Challenge: Give back every line exactly as it appears, pictures excluded.

Provided information:
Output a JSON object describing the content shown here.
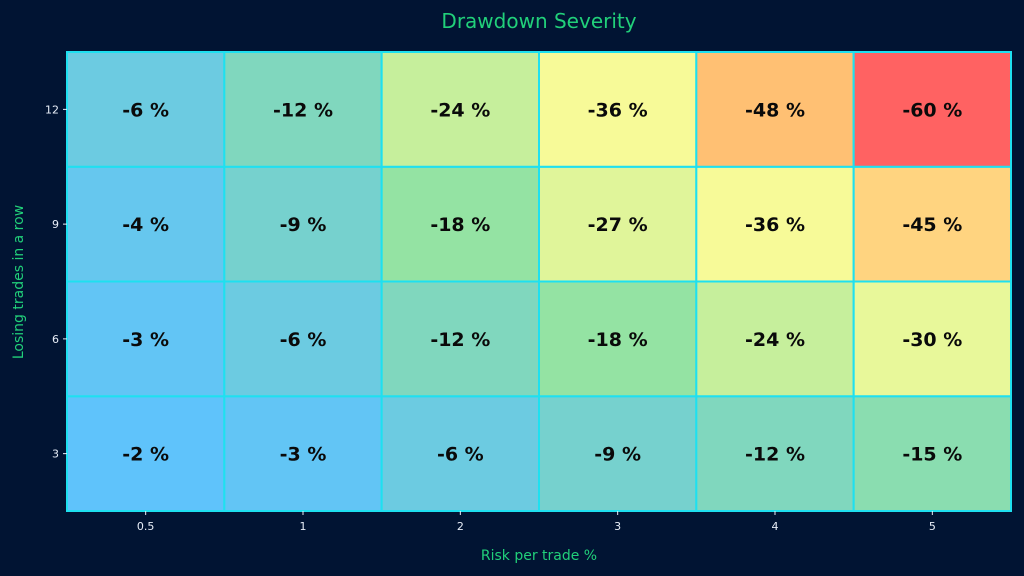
{
  "chart_data": {
    "type": "heatmap",
    "title": "Drawdown Severity",
    "xlabel": "Risk per trade %",
    "ylabel": "Losing trades in a row",
    "x": [
      "0.5",
      "1",
      "2",
      "3",
      "4",
      "5"
    ],
    "y": [
      "3",
      "6",
      "9",
      "12"
    ],
    "values": [
      [
        -2,
        -3,
        -6,
        -9,
        -12,
        -15
      ],
      [
        -3,
        -6,
        -12,
        -18,
        -24,
        -30
      ],
      [
        -4,
        -9,
        -18,
        -27,
        -36,
        -45
      ],
      [
        -6,
        -12,
        -24,
        -36,
        -48,
        -60
      ]
    ],
    "cell_labels": [
      [
        "-2 %",
        "-3 %",
        "-6 %",
        "-9 %",
        "-12 %",
        "-15 %"
      ],
      [
        "-3 %",
        "-6 %",
        "-12 %",
        "-18 %",
        "-24 %",
        "-30 %"
      ],
      [
        "-4 %",
        "-9 %",
        "-18 %",
        "-27 %",
        "-36 %",
        "-45 %"
      ],
      [
        "-6 %",
        "-12 %",
        "-24 %",
        "-36 %",
        "-48 %",
        "-60 %"
      ]
    ],
    "colors": {
      "background": "#011433",
      "accent": "#21d07a",
      "cell_border": "#1ee0f0",
      "scale": [
        "#5fc3fb",
        "#7ad4c6",
        "#96e4a0",
        "#e0f59a",
        "#f6fd9a",
        "#ffdf86",
        "#ffa764",
        "#ff6262"
      ]
    }
  }
}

Response below:
Output a JSON object describing the content shown here.
{
  "chart_data": {
    "type": "heatmap",
    "title": "Drawdown Severity",
    "xlabel": "Risk per trade %",
    "ylabel": "Losing trades in a row",
    "x": [
      "0.5",
      "1",
      "2",
      "3",
      "4",
      "5"
    ],
    "y": [
      "3",
      "6",
      "9",
      "12"
    ],
    "values": [
      [
        -2,
        -3,
        -6,
        -9,
        -12,
        -15
      ],
      [
        -3,
        -6,
        -12,
        -18,
        -24,
        -30
      ],
      [
        -4,
        -9,
        -18,
        -27,
        -36,
        -45
      ],
      [
        -6,
        -12,
        -24,
        -36,
        -48,
        -60
      ]
    ],
    "cell_labels": [
      [
        "-2 %",
        "-3 %",
        "-6 %",
        "-9 %",
        "-12 %",
        "-15 %"
      ],
      [
        "-3 %",
        "-6 %",
        "-12 %",
        "-18 %",
        "-24 %",
        "-30 %"
      ],
      [
        "-4 %",
        "-9 %",
        "-18 %",
        "-27 %",
        "-36 %",
        "-45 %"
      ],
      [
        "-6 %",
        "-12 %",
        "-24 %",
        "-36 %",
        "-48 %",
        "-60 %"
      ]
    ],
    "colors": {
      "background": "#011433",
      "accent": "#21d07a",
      "cell_border": "#1ee0f0",
      "scale": [
        "#5fc3fb",
        "#7ad4c6",
        "#96e4a0",
        "#e0f59a",
        "#f6fd9a",
        "#ffdf86",
        "#ffa764",
        "#ff6262"
      ]
    }
  }
}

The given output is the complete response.